REQUIREMENTS: Gather up the lines with the word "průrazného" in them.

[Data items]
━━━━━━━━━━━━━━━━━━━━

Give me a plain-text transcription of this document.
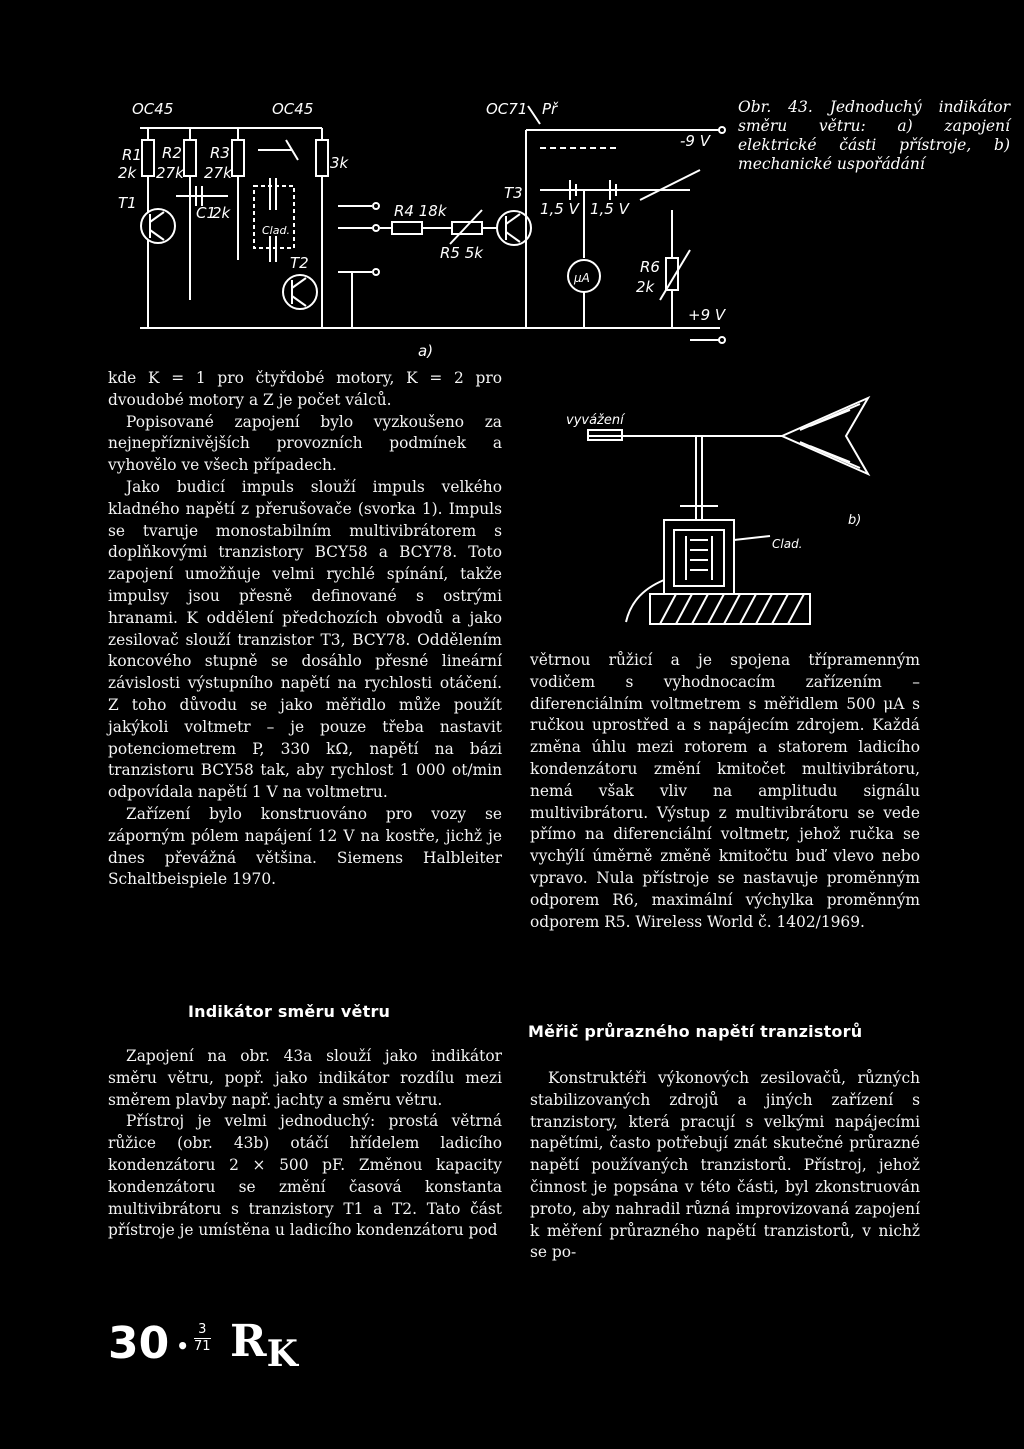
OC45	OC45	OC71
R1
2k
R2
27k
R3
27k
C1
2k
Clad.
3k
T1
T2
T3
R4 18k
R5 5k
Př
1,5 V 1,5 V
μA
R6
2k
-9 V
+9 V
a)
vyvážení
Clad.
b)
Obr. 43. Jednoduchý indikátor směru větru: a) zapojení elektrické části přístroje, b) mechanické uspořádání

kde K = 1 pro čtyřdobé motory, K = 2 pro dvoudobé motory a Z je počet válců.

Popisované zapojení bylo vyzkoušeno za nejnepříznivějších provozních podmínek a vyhovělo ve všech případech.

Jako budicí impuls slouží impuls velkého kladného napětí z přerušovače (svorka 1). Impuls se tvaruje monostabilním multivibrátorem s doplňkovými tranzistory BCY58 a BCY78. Toto zapojení umožňuje velmi rychlé spínání, takže impulsy jsou přesně definované s ostrými hranami. K oddělení předchozích obvodů a jako zesilovač slouží tranzistor T3, BCY78. Oddělením koncového stupně se dosáhlo přesné lineární závislosti výstupního napětí na rychlosti otáčení. Z toho důvodu se jako měřidlo může použít jakýkoli voltmetr – je pouze třeba nastavit potenciometrem P, 330 kΩ, napětí na bázi tranzistoru BCY58 tak, aby rychlost 1 000 ot/min odpovídala napětí 1 V na voltmetru.

Zařízení bylo konstruováno pro vozy se záporným pólem napájení 12 V na kostře, jichž je dnes převážná většina. Siemens Halbleiter Schaltbeispiele 1970.

větrnou růžicí a je spojena třípramenným vodičem s vyhodnocacím zařízením – diferenciálním voltmetrem s měřidlem 500 μA s ručkou uprostřed a s napájecím zdrojem. Každá změna úhlu mezi rotorem a statorem ladicího kondenzátoru změní kmitočet multivibrátoru, nemá však vliv na amplitudu signálu multivibrátoru. Výstup z multivibrátoru se vede přímo na diferenciální voltmetr, jehož ručka se vychýlí úměrně změně kmitočtu buď vlevo nebo vpravo. Nula přístroje se nastavuje proměnným odporem R6, maximální výchylka proměnným odporem R5. Wireless World č. 1402/1969.

Indikátor směru větru
Měřič průrazného napětí tranzistorů

Zapojení na obr. 43a slouží jako indikátor směru větru, popř. jako indikátor rozdílu mezi směrem plavby např. jachty a směru větru.

Přístroj je velmi jednoduchý: prostá větrná růžice (obr. 43b) otáčí hřídelem ladicího kondenzátoru 2 × 500 pF. Změnou kapacity kondenzátoru se změní časová konstanta multivibrátoru s tranzistory T1 a T2. Tato část přístroje je umístěna u ladicího kondenzátoru pod

Konstruktéři výkonových zesilovačů, různých stabilizovaných zdrojů a jiných zařízení s tranzistory, která pracují s velkými napájecími napětími, často potřebují znát skutečné průrazné napětí používaných tranzistorů. Přístroj, jehož činnost je popsána v této části, byl zkonstruován proto, aby nahradil různá improvizovaná zapojení k měření průrazného napětí tranzistorů, v nichž se po-

30 • $\frac{3}{71} R_K$
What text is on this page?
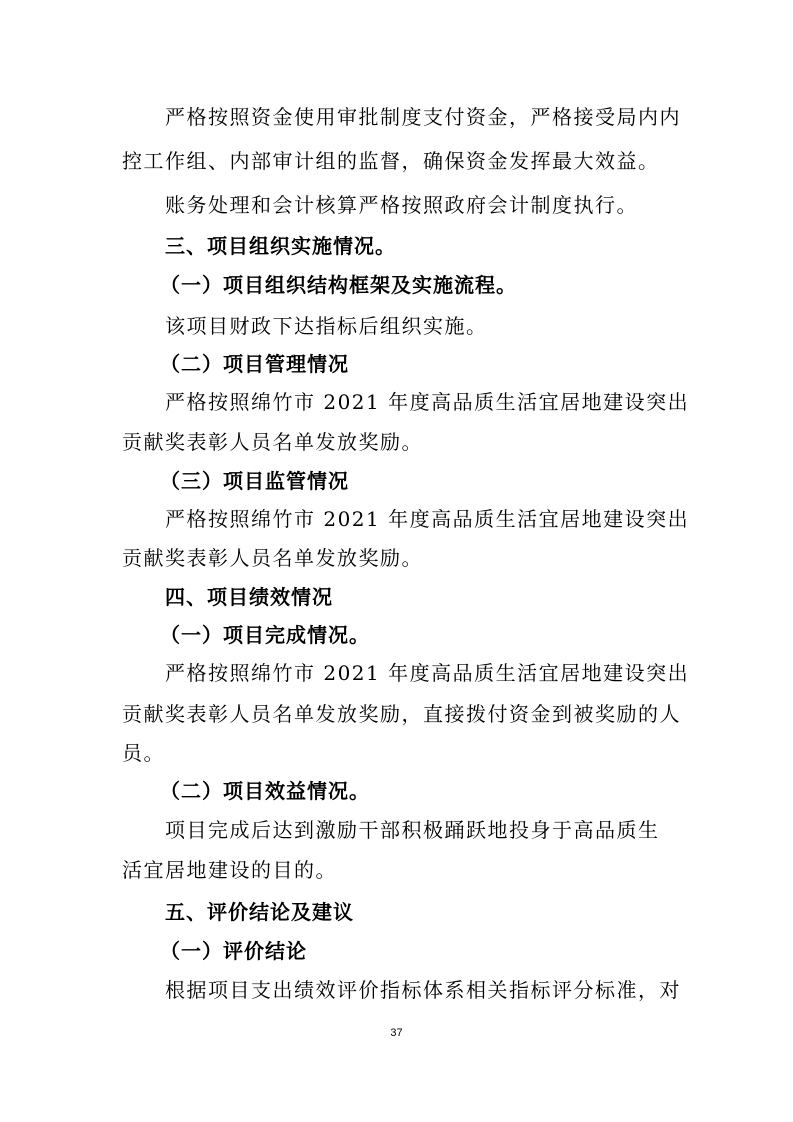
严格按照资金使用审批制度支付资金，严格接受局内内
控工作组、内部审计组的监督，确保资金发挥最大效益。
账务处理和会计核算严格按照政府会计制度执行。
三、项目组织实施情况。
（一）项目组织结构框架及实施流程。
该项目财政下达指标后组织实施。
（二）项目管理情况
严格按照绵竹市 2021 年度高品质生活宜居地建设突出
贡献奖表彰人员名单发放奖励。
（三）项目监管情况
严格按照绵竹市 2021 年度高品质生活宜居地建设突出
贡献奖表彰人员名单发放奖励。
四、项目绩效情况
（一）项目完成情况。
严格按照绵竹市 2021 年度高品质生活宜居地建设突出
贡献奖表彰人员名单发放奖励，直接拨付资金到被奖励的人
员。
（二）项目效益情况。
项目完成后达到激励干部积极踊跃地投身于高品质生
活宜居地建设的目的。
五、评价结论及建议
（一）评价结论
根据项目支出绩效评价指标体系相关指标评分标准，对
37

━━━━━━━━━━━━━━━━━━━━

RESPONSE TO THIS TASK:
Měřič průrazného napětí tranzistorů
Konstruktéři výkonových zesilovačů, různých stabilizovaných zdrojů a jiných zařízení s tranzistory, která pracují s velkými napájecími napětími, často potřebují znát skutečné průrazné napětí používaných tranzistorů. Přístroj, jehož činnost je popsána v této části, byl zkonstruován proto, aby nahradil různá improvizovaná zapojení k měření průrazného napětí tranzistorů, v nichž se po-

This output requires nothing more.